[begin Records shown]

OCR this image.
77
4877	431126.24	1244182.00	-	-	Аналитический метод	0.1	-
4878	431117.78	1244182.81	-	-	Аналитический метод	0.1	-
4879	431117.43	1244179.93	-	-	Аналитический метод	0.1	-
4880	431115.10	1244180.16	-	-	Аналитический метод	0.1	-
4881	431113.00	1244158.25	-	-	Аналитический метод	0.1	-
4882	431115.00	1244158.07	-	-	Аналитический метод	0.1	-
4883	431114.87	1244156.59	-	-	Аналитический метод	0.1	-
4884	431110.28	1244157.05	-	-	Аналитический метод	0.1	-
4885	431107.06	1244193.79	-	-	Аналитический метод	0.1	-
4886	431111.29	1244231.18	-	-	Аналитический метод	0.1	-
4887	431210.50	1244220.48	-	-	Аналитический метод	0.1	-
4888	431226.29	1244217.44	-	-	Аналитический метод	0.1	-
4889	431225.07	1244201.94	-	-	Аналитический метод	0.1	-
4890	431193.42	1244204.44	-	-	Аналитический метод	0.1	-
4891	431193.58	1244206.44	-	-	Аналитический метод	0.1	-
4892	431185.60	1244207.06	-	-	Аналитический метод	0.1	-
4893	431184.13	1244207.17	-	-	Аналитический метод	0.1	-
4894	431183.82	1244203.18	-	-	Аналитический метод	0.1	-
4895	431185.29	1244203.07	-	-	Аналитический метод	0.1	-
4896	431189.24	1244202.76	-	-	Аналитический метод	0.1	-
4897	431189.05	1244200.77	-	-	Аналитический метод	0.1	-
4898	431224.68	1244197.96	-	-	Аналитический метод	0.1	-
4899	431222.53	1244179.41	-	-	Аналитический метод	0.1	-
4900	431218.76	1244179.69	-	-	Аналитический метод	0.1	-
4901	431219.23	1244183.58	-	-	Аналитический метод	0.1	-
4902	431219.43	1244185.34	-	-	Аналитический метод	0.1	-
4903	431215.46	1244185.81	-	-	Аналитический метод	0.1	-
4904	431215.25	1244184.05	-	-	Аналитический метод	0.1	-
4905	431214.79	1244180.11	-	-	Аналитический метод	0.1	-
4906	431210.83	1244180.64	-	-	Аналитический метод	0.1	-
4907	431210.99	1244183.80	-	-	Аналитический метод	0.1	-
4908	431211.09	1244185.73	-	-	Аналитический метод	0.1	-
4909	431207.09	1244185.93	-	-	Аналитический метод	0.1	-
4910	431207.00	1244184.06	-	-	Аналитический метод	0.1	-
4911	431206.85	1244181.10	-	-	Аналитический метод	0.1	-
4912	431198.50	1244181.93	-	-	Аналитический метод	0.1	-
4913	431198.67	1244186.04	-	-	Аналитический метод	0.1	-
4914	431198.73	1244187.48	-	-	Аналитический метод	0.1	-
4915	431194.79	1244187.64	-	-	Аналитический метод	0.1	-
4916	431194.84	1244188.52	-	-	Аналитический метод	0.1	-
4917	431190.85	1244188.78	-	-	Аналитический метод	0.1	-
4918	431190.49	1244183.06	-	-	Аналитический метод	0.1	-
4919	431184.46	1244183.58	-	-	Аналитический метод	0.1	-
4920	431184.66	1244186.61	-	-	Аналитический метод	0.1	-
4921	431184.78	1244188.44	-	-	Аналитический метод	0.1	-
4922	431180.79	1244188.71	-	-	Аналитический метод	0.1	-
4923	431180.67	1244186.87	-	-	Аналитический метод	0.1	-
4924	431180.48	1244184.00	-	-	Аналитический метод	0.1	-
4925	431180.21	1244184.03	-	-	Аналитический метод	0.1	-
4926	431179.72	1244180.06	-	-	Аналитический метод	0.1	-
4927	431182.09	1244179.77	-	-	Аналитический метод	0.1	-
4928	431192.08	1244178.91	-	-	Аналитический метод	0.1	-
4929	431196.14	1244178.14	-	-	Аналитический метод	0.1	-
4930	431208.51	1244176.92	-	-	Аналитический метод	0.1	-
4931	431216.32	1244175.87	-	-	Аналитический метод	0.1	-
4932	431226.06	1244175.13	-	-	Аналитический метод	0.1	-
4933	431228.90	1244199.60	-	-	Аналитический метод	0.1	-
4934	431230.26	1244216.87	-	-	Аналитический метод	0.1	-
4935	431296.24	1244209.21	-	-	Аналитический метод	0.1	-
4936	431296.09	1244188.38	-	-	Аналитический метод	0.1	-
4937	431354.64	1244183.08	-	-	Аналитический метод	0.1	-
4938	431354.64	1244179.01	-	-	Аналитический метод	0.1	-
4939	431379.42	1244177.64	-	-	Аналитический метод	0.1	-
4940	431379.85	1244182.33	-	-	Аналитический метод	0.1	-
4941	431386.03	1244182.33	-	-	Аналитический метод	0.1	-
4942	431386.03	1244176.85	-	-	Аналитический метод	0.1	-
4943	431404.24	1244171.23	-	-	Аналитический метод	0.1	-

[end Records shown]

• Instruction:
Write each line above out exactly.

• Solution for this exercise:
OCR this image.
77
4877	431126.24	1244182.00	-	-	Аналитический метод	0.1	-
4878	431117.78	1244182.81	-	-	Аналитический метод	0.1	-
4879	431117.43	1244179.93	-	-	Аналитический метод	0.1	-
4880	431115.10	1244180.16	-	-	Аналитический метод	0.1	-
4881	431113.00	1244158.25	-	-	Аналитический метод	0.1	-
4882	431115.00	1244158.07	-	-	Аналитический метод	0.1	-
4883	431114.87	1244156.59	-	-	Аналитический метод	0.1	-
4884	431110.28	1244157.05	-	-	Аналитический метод	0.1	-
4885	431107.06	1244193.79	-	-	Аналитический метод	0.1	-
4886	431111.29	1244231.18	-	-	Аналитический метод	0.1	-
4887	431210.50	1244220.48	-	-	Аналитический метод	0.1	-
4888	431226.29	1244217.44	-	-	Аналитический метод	0.1	-
4889	431225.07	1244201.94	-	-	Аналитический метод	0.1	-
4890	431193.42	1244204.44	-	-	Аналитический метод	0.1	-
4891	431193.58	1244206.44	-	-	Аналитический метод	0.1	-
4892	431185.60	1244207.06	-	-	Аналитический метод	0.1	-
4893	431184.13	1244207.17	-	-	Аналитический метод	0.1	-
4894	431183.82	1244203.18	-	-	Аналитический метод	0.1	-
4895	431185.29	1244203.07	-	-	Аналитический метод	0.1	-
4896	431189.24	1244202.76	-	-	Аналитический метод	0.1	-
4897	431189.05	1244200.77	-	-	Аналитический метод	0.1	-
4898	431224.68	1244197.96	-	-	Аналитический метод	0.1	-
4899	431222.53	1244179.41	-	-	Аналитический метод	0.1	-
4900	431218.76	1244179.69	-	-	Аналитический метод	0.1	-
4901	431219.23	1244183.58	-	-	Аналитический метод	0.1	-
4902	431219.43	1244185.34	-	-	Аналитический метод	0.1	-
4903	431215.46	1244185.81	-	-	Аналитический метод	0.1	-
4904	431215.25	1244184.05	-	-	Аналитический метод	0.1	-
4905	431214.79	1244180.11	-	-	Аналитический метод	0.1	-
4906	431210.83	1244180.64	-	-	Аналитический метод	0.1	-
4907	431210.99	1244183.80	-	-	Аналитический метод	0.1	-
4908	431211.09	1244185.73	-	-	Аналитический метод	0.1	-
4909	431207.09	1244185.93	-	-	Аналитический метод	0.1	-
4910	431207.00	1244184.06	-	-	Аналитический метод	0.1	-
4911	431206.85	1244181.10	-	-	Аналитический метод	0.1	-
4912	431198.50	1244181.93	-	-	Аналитический метод	0.1	-
4913	431198.67	1244186.04	-	-	Аналитический метод	0.1	-
4914	431198.73	1244187.48	-	-	Аналитический метод	0.1	-
4915	431194.79	1244187.64	-	-	Аналитический метод	0.1	-
4916	431194.84	1244188.52	-	-	Аналитический метод	0.1	-
4917	431190.85	1244188.78	-	-	Аналитический метод	0.1	-
4918	431190.49	1244183.06	-	-	Аналитический метод	0.1	-
4919	431184.46	1244183.58	-	-	Аналитический метод	0.1	-
4920	431184.66	1244186.61	-	-	Аналитический метод	0.1	-
4921	431184.78	1244188.44	-	-	Аналитический метод	0.1	-
4922	431180.79	1244188.71	-	-	Аналитический метод	0.1	-
4923	431180.67	1244186.87	-	-	Аналитический метод	0.1	-
4924	431180.48	1244184.00	-	-	Аналитический метод	0.1	-
4925	431180.21	1244184.03	-	-	Аналитический метод	0.1	-
4926	431179.72	1244180.06	-	-	Аналитический метод	0.1	-
4927	431182.09	1244179.77	-	-	Аналитический метод	0.1	-
4928	431192.08	1244178.91	-	-	Аналитический метод	0.1	-
4929	431196.14	1244178.14	-	-	Аналитический метод	0.1	-
4930	431208.51	1244176.92	-	-	Аналитический метод	0.1	-
4931	431216.32	1244175.87	-	-	Аналитический метод	0.1	-
4932	431226.06	1244175.13	-	-	Аналитический метод	0.1	-
4933	431228.90	1244199.60	-	-	Аналитический метод	0.1	-
4934	431230.26	1244216.87	-	-	Аналитический метод	0.1	-
4935	431296.24	1244209.21	-	-	Аналитический метод	0.1	-
4936	431296.09	1244188.38	-	-	Аналитический метод	0.1	-
4937	431354.64	1244183.08	-	-	Аналитический метод	0.1	-
4938	431354.64	1244179.01	-	-	Аналитический метод	0.1	-
4939	431379.42	1244177.64	-	-	Аналитический метод	0.1	-
4940	431379.85	1244182.33	-	-	Аналитический метод	0.1	-
4941	431386.03	1244182.33	-	-	Аналитический метод	0.1	-
4942	431386.03	1244176.85	-	-	Аналитический метод	0.1	-
4943	431404.24	1244171.23	-	-	Аналитический метод	0.1	-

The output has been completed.